» REQUIRED WORK
a) Answer these questions from the excise duty excerpt:
(i) Under Article 206 6 (1) of the Tax Code, when and where does excise duty become chargeable?
(ii) What is the date of Law No 207/2015 establishing the Code of Tax Procedure?
(iii) Over what period was Ecoserv's technical testing regime to run?
b) Set down the part of the excise duty excerpt that begins at the words "(5) The total" and stops after "the competent authority.".

» EXCERPT
# # # # #
2. Where several persons are liable for payment of one excise duty debt, they shall be jointly and severally liable for such debt.’

7 Article 16(1) of Directive 2008/118 provided:

‘The opening and operation of a tax warehouse by an authorised warehousekeeper shall be subject to authorisation by the competent authorities of the Member State where the tax warehouse is situated.

Such authorisation shall be subject to the conditions that the authorities are entitled to lay down for the purposes of preventing any possible evasion or abuse.’

Romanian law

8 Article 206 6 (1) and (2) of Legea nr. 571/2003 privind Codul fiscal (Law No 571/2003 establishing the Tax Code) of 22 December 2003 ( Monitorul Oficial al României , Part I, No 927, of 23 December 2003), in the version applicable to the dispute in the main proceedings (‘the Tax Code’), provides:

‘(1) Excise duty shall become chargeable at the time, and in the Member State, of release for consumption.

(2) The chargeability conditions and rate of excise duty to be applied shall be those in force on the date on which duty becomes chargeable in the Member State where release for consumption takes place.’

9 As provided in Article 206 7 (1)(a) and (5) of that code:

‘(1) For the purposes of this chapter, release for consumption shall mean any of the following:

(a) the departure of excise goods, including irregular departure, from a duty suspension arrangement;

(5) The total destruction or irretrievable loss of excise goods shall not be deemed to be a release for consumption if it takes place while the goods are placed under a duty suspension arrangement and if:

(a) the goods are not available to be used in Romania because of a spillage, rupture, fire, contamination, flood or any other case of force majeure;

(b) the goods are not available to be used in Romania because of evaporation or other causes that are the natural result of the production, holding or movement of the goods;

(c) destruction is authorised by the competent authority.

…’

10 Article 206 9 (1) of that code provides:

‘(1) The person liable to pay the excise duty that has become chargeable shall be:

(a) in relation to the departure of excise goods from a duty suspension arrangement as referred to in Article 206 7 (1)(a):

1. the authorised warehousekeeper, the registered consignee or any other person releasing the excise goods or on whose behalf the excise goods are released from the duty suspension arrangement and, in the case of irregular departure from the tax warehouse, any other person involved in that departure’.

11 Article 206 22 (2) of the Tax Code provides:

‘In order to obtain authorisation to operate a place as a tax warehouse, the person intending to be the authorised warehousekeeper for that place shall submit a request to the competent authority in the form and in accordance with the procedure laid down by the implementing rules.’

12 Article 49(1)(c) of Legea nr. 207/2015 privind Codul de procedură fiscală (Law No 207/2015 establishing the Code of Tax Procedure) of 20 July 2015 ( Monitorul Oficial al României, Part I, No 547, of 23 July 2015), in the version applicable to the dispute in the main proceedings (‘the Code of Tax Procedure’), is worded as follows:

‘(1) A fiscal administrative act shall be void in any of the following situations:

(c) it is vitiated by a serious and manifest error, … where the reasons for its adoption are so significantly flawed that, had they been removed prior to or at the time of adoption of the act, the act would not have been adopted.’

The dispute in the main proceedings and the questions referred for a preliminary ruling

13 Ecoserv, which is engaged, inter alia, in the production of organic basic chemical products, was authorised to produce ethyl alcohol under suspension of excise duty under a technical testing regime that was to run during the period from February to April 2013.
# # # # #
» Records of where elements appear

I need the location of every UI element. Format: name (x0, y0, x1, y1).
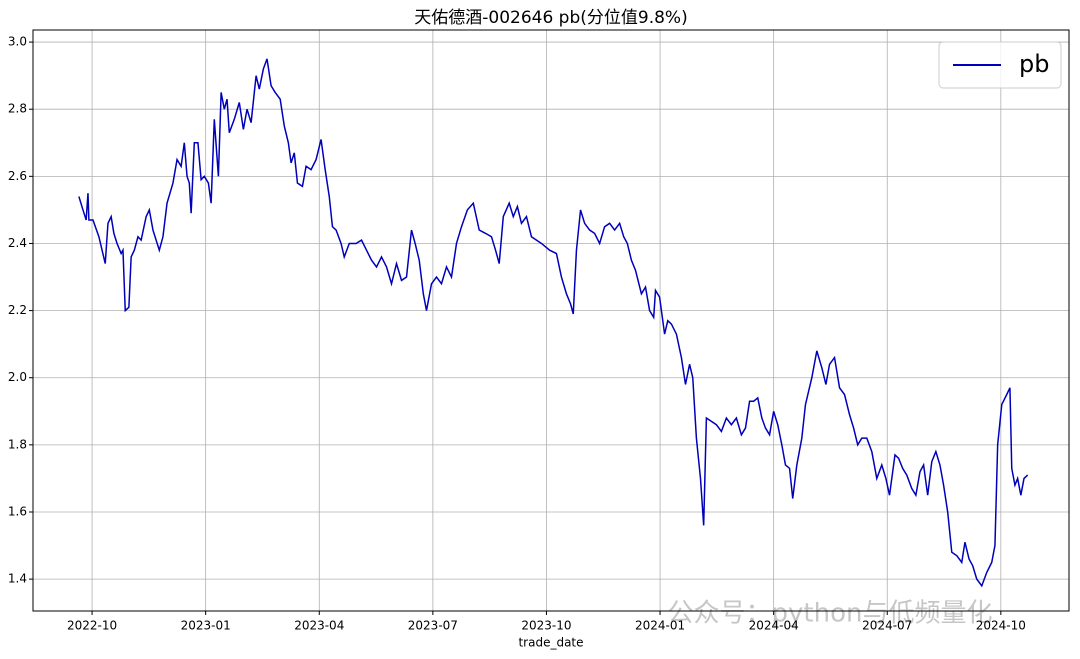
y-tick-label: 2.2 (8, 303, 27, 317)
y-tick-label: 1.6 (8, 504, 27, 518)
legend-label: pb (1019, 50, 1049, 78)
x-tick-label: 2024-07 (862, 619, 912, 633)
x-tick-label: 2024-01 (635, 619, 685, 633)
y-tick-label: 2.0 (8, 370, 27, 384)
watermark: 公众号：python与低频量化 (668, 599, 993, 629)
y-tick-label: 2.4 (8, 236, 27, 250)
y-tick-label: 1.4 (8, 572, 27, 586)
y-tick-label: 2.6 (8, 169, 27, 183)
x-axis-label: trade_date (518, 636, 583, 650)
plot-frame (32, 29, 1070, 612)
x-tick-label: 2024-04 (749, 619, 799, 633)
y-tick-label: 2.8 (8, 102, 27, 116)
y-tick-label: 1.8 (8, 437, 27, 451)
x-tick-label: 2022-10 (67, 619, 117, 633)
chart-title: 天佑德酒-002646 pb(分位值9.8%) (414, 8, 687, 28)
line (78, 58, 1029, 588)
x-tick-label: 2023-04 (294, 619, 344, 633)
x-tick-label: 2023-10 (521, 619, 571, 633)
x-tick-label: 2023-01 (181, 619, 231, 633)
y-tick-label: 3.0 (8, 35, 27, 49)
x-tick-label: 2024-10 (976, 619, 1026, 633)
x-tick-label: 2023-07 (408, 619, 458, 633)
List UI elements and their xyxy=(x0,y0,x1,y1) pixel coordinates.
# # # # #
» RESPONSES BY TASK
a)
(i) At the time, and in the Member State, of release for consumption.
(ii) 20 July 2015.
(iii) From February to April 2013.

b)
(5) The total destruction or irretrievable loss of excise goods shall not be deemed to be a release for consumption if it takes place while the goods are placed under a duty suspension arrangement and if:

(a) the goods are not available to be used in Romania because of a spillage, rupture, fire, contamination, flood or any other case of force majeure;

(b) the goods are not available to be used in Romania because of evaporation or other causes that are the natural result of the production, holding or movement of the goods;

(c) destruction is authorised by the competent authority.